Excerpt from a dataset
□ □ □ □ □ □ □

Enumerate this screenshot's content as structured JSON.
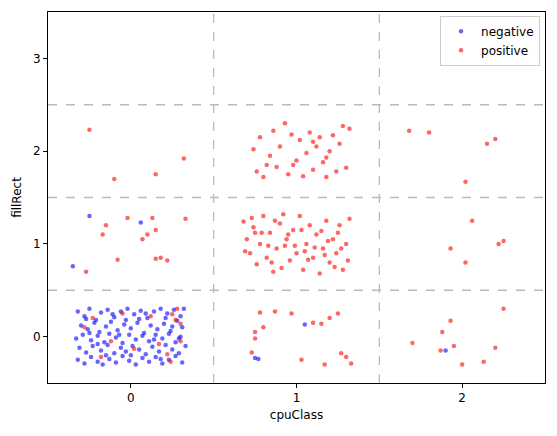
{
  "chart_data": {
    "type": "scatter",
    "x_label": "cpuClass",
    "y_label": "fillRect",
    "xlim": [
      -0.5,
      2.5
    ],
    "xticks": [
      0,
      1,
      2
    ],
    "ylim": [
      -0.5,
      3.5
    ],
    "yticks": [
      0,
      1,
      2,
      3
    ],
    "grid": false,
    "legend": "upper right",
    "marker": "circle",
    "reference_lines": {
      "x": [
        0.5,
        1.5
      ],
      "y": [
        0.5,
        1.5,
        2.5
      ],
      "line_style": "dashed",
      "color": "#bbbbbb"
    },
    "series": [
      {
        "name": "negative",
        "color": "#0000ff",
        "values": [
          [
            -0.32,
            0.27
          ],
          [
            -0.28,
            0.22
          ],
          [
            -0.25,
            0.3
          ],
          [
            -0.21,
            0.18
          ],
          [
            -0.18,
            0.26
          ],
          [
            -0.14,
            0.29
          ],
          [
            -0.1,
            0.21
          ],
          [
            -0.06,
            0.27
          ],
          [
            -0.02,
            0.3
          ],
          [
            0.02,
            0.24
          ],
          [
            0.06,
            0.28
          ],
          [
            0.1,
            0.2
          ],
          [
            0.14,
            0.27
          ],
          [
            0.18,
            0.3
          ],
          [
            0.22,
            0.25
          ],
          [
            0.26,
            0.29
          ],
          [
            0.3,
            0.22
          ],
          [
            0.32,
            0.3
          ],
          [
            -0.3,
            0.12
          ],
          [
            -0.26,
            0.08
          ],
          [
            -0.22,
            0.15
          ],
          [
            -0.19,
            0.05
          ],
          [
            -0.15,
            0.11
          ],
          [
            -0.12,
            0.16
          ],
          [
            -0.08,
            0.07
          ],
          [
            -0.04,
            0.13
          ],
          [
            0.0,
            0.09
          ],
          [
            0.04,
            0.15
          ],
          [
            0.08,
            0.04
          ],
          [
            0.12,
            0.12
          ],
          [
            0.16,
            0.08
          ],
          [
            0.2,
            0.14
          ],
          [
            0.24,
            0.06
          ],
          [
            0.28,
            0.17
          ],
          [
            0.31,
            0.1
          ],
          [
            -0.33,
            -0.02
          ],
          [
            -0.29,
            0.02
          ],
          [
            -0.24,
            -0.04
          ],
          [
            -0.2,
            0.01
          ],
          [
            -0.16,
            -0.06
          ],
          [
            -0.13,
            0.03
          ],
          [
            -0.09,
            -0.01
          ],
          [
            -0.05,
            -0.07
          ],
          [
            -0.01,
            0.02
          ],
          [
            0.03,
            -0.03
          ],
          [
            0.07,
            0.01
          ],
          [
            0.11,
            -0.05
          ],
          [
            0.15,
            0.02
          ],
          [
            0.19,
            -0.02
          ],
          [
            0.23,
            0.03
          ],
          [
            0.27,
            -0.06
          ],
          [
            0.3,
            0.0
          ],
          [
            -0.31,
            -0.12
          ],
          [
            -0.27,
            -0.17
          ],
          [
            -0.23,
            -0.1
          ],
          [
            -0.18,
            -0.15
          ],
          [
            -0.14,
            -0.09
          ],
          [
            -0.1,
            -0.18
          ],
          [
            -0.06,
            -0.12
          ],
          [
            -0.03,
            -0.16
          ],
          [
            0.01,
            -0.1
          ],
          [
            0.05,
            -0.14
          ],
          [
            0.09,
            -0.19
          ],
          [
            0.13,
            -0.11
          ],
          [
            0.17,
            -0.16
          ],
          [
            0.21,
            -0.09
          ],
          [
            0.25,
            -0.14
          ],
          [
            0.29,
            -0.18
          ],
          [
            0.33,
            -0.1
          ],
          [
            -0.32,
            -0.25
          ],
          [
            -0.28,
            -0.29
          ],
          [
            -0.24,
            -0.22
          ],
          [
            -0.2,
            -0.27
          ],
          [
            -0.17,
            -0.3
          ],
          [
            -0.13,
            -0.24
          ],
          [
            -0.09,
            -0.28
          ],
          [
            -0.05,
            -0.21
          ],
          [
            -0.01,
            -0.26
          ],
          [
            0.03,
            -0.3
          ],
          [
            0.07,
            -0.23
          ],
          [
            0.11,
            -0.27
          ],
          [
            0.15,
            -0.22
          ],
          [
            0.19,
            -0.29
          ],
          [
            0.23,
            -0.25
          ],
          [
            0.27,
            -0.21
          ],
          [
            0.31,
            -0.28
          ],
          [
            -0.27,
            0.19
          ],
          [
            -0.11,
            0.24
          ],
          [
            0.05,
            0.19
          ],
          [
            0.21,
            0.2
          ],
          [
            -0.2,
            -0.08
          ],
          [
            0.0,
            -0.2
          ],
          [
            0.14,
            -0.03
          ],
          [
            -0.07,
            0.02
          ],
          [
            0.25,
            0.11
          ],
          [
            -0.25,
            0.04
          ],
          [
            0.09,
            0.25
          ],
          [
            -0.15,
            -0.2
          ],
          [
            0.29,
            -0.02
          ],
          [
            -0.03,
            0.18
          ],
          [
            0.18,
            -0.24
          ],
          [
            -0.25,
            1.3
          ],
          [
            -0.35,
            0.76
          ],
          [
            0.06,
            1.23
          ],
          [
            0.77,
            -0.24
          ],
          [
            0.75,
            -0.23
          ],
          [
            1.05,
            0.13
          ],
          [
            1.9,
            -0.15
          ]
        ]
      },
      {
        "name": "positive",
        "color": "#ff0000",
        "values": [
          [
            -0.23,
            0.2
          ],
          [
            -0.12,
            -0.05
          ],
          [
            0.02,
            -0.13
          ],
          [
            0.25,
            0.24
          ],
          [
            0.28,
            0.3
          ],
          [
            0.27,
            0.18
          ],
          [
            0.22,
            -0.19
          ],
          [
            0.3,
            -0.05
          ],
          [
            -0.28,
            0.1
          ],
          [
            0.12,
            0.22
          ],
          [
            0.17,
            -0.08
          ],
          [
            -0.05,
            0.25
          ],
          [
            0.24,
            -0.27
          ],
          [
            -0.18,
            -0.22
          ],
          [
            0.3,
            0.14
          ],
          [
            -0.17,
            1.1
          ],
          [
            -0.15,
            1.2
          ],
          [
            -0.08,
            0.83
          ],
          [
            -0.02,
            1.28
          ],
          [
            0.07,
            1.05
          ],
          [
            0.1,
            1.1
          ],
          [
            0.13,
            1.28
          ],
          [
            0.18,
            0.85
          ],
          [
            0.22,
            0.82
          ],
          [
            0.33,
            1.27
          ],
          [
            -0.27,
            0.7
          ],
          [
            0.15,
            0.84
          ],
          [
            0.15,
            1.15
          ],
          [
            -0.25,
            2.23
          ],
          [
            0.32,
            1.92
          ],
          [
            -0.1,
            1.7
          ],
          [
            0.15,
            1.75
          ],
          [
            0.68,
            1.24
          ],
          [
            0.7,
            1.05
          ],
          [
            0.72,
            0.9
          ],
          [
            0.74,
            1.18
          ],
          [
            0.76,
            0.78
          ],
          [
            0.78,
            1.0
          ],
          [
            0.8,
            1.3
          ],
          [
            0.82,
            0.85
          ],
          [
            0.84,
            1.12
          ],
          [
            0.86,
            0.7
          ],
          [
            0.88,
            0.95
          ],
          [
            0.9,
            1.22
          ],
          [
            0.92,
            1.32
          ],
          [
            0.94,
            1.05
          ],
          [
            0.96,
            0.82
          ],
          [
            0.98,
            1.15
          ],
          [
            1.0,
            0.9
          ],
          [
            1.02,
            1.3
          ],
          [
            1.04,
            0.72
          ],
          [
            1.06,
            1.0
          ],
          [
            1.08,
            1.2
          ],
          [
            1.1,
            0.85
          ],
          [
            1.12,
            1.1
          ],
          [
            1.14,
            0.68
          ],
          [
            1.16,
            0.95
          ],
          [
            1.18,
            1.25
          ],
          [
            1.2,
            0.8
          ],
          [
            1.22,
            1.05
          ],
          [
            1.24,
            0.9
          ],
          [
            1.26,
            1.2
          ],
          [
            1.28,
            0.72
          ],
          [
            1.3,
            1.0
          ],
          [
            1.32,
            1.27
          ],
          [
            0.69,
            0.92
          ],
          [
            0.73,
            1.28
          ],
          [
            0.79,
            1.12
          ],
          [
            0.83,
            0.98
          ],
          [
            0.87,
            1.25
          ],
          [
            0.91,
            0.74
          ],
          [
            0.95,
            1.1
          ],
          [
            0.99,
            0.98
          ],
          [
            1.03,
            1.15
          ],
          [
            1.07,
            0.83
          ],
          [
            1.11,
            0.96
          ],
          [
            1.15,
            1.14
          ],
          [
            1.19,
            1.03
          ],
          [
            1.23,
            0.75
          ],
          [
            1.27,
            0.95
          ],
          [
            1.31,
            0.82
          ],
          [
            0.75,
            1.12
          ],
          [
            0.85,
            0.8
          ],
          [
            1.05,
            0.92
          ],
          [
            1.17,
            0.88
          ],
          [
            1.25,
            1.12
          ],
          [
            0.93,
            0.98
          ],
          [
            0.74,
            2.02
          ],
          [
            0.76,
            1.78
          ],
          [
            0.78,
            2.15
          ],
          [
            0.8,
            1.72
          ],
          [
            0.84,
            1.95
          ],
          [
            0.86,
            2.22
          ],
          [
            0.88,
            1.83
          ],
          [
            0.9,
            2.05
          ],
          [
            0.93,
            2.3
          ],
          [
            0.95,
            1.75
          ],
          [
            0.97,
            2.18
          ],
          [
            1.0,
            1.9
          ],
          [
            1.02,
            2.12
          ],
          [
            1.04,
            1.73
          ],
          [
            1.06,
            1.98
          ],
          [
            1.08,
            2.2
          ],
          [
            1.1,
            1.8
          ],
          [
            1.12,
            2.05
          ],
          [
            1.14,
            2.15
          ],
          [
            1.16,
            1.88
          ],
          [
            1.18,
            1.72
          ],
          [
            1.2,
            2.0
          ],
          [
            1.22,
            2.17
          ],
          [
            1.24,
            1.78
          ],
          [
            1.26,
            2.08
          ],
          [
            1.28,
            2.27
          ],
          [
            1.3,
            1.82
          ],
          [
            1.32,
            2.24
          ],
          [
            0.82,
            1.85
          ],
          [
            0.98,
            1.85
          ],
          [
            1.18,
            1.93
          ],
          [
            1.1,
            2.1
          ],
          [
            0.78,
            0.26
          ],
          [
            0.75,
            0.05
          ],
          [
            0.73,
            -0.17
          ],
          [
            0.87,
            0.27
          ],
          [
            0.97,
            0.25
          ],
          [
            1.03,
            -0.25
          ],
          [
            1.1,
            0.15
          ],
          [
            1.15,
            0.14
          ],
          [
            1.25,
            0.25
          ],
          [
            1.2,
            0.2
          ],
          [
            1.27,
            -0.18
          ],
          [
            1.3,
            -0.22
          ],
          [
            1.33,
            -0.29
          ],
          [
            1.17,
            -0.3
          ],
          [
            0.8,
            0.1
          ],
          [
            0.75,
            -0.02
          ],
          [
            1.68,
            2.22
          ],
          [
            1.8,
            2.2
          ],
          [
            2.15,
            2.08
          ],
          [
            2.2,
            2.13
          ],
          [
            2.02,
            1.67
          ],
          [
            2.06,
            1.25
          ],
          [
            1.93,
            0.95
          ],
          [
            2.02,
            0.8
          ],
          [
            2.22,
            1.0
          ],
          [
            2.25,
            1.03
          ],
          [
            1.7,
            -0.07
          ],
          [
            1.88,
            0.05
          ],
          [
            1.93,
            0.17
          ],
          [
            1.87,
            -0.15
          ],
          [
            2.0,
            -0.3
          ],
          [
            2.13,
            -0.27
          ],
          [
            2.2,
            -0.12
          ],
          [
            2.25,
            0.3
          ],
          [
            1.95,
            -0.1
          ]
        ]
      }
    ]
  }
}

□ □ □ □ □ □ □

EXERCISE GOAL »
Show all lines from the data above in which the word "color" appears.

ANSWER TO THE EXERCISE »
      "color": "#bbbbbb"
        "color": "#0000ff",
        "color": "#ff0000",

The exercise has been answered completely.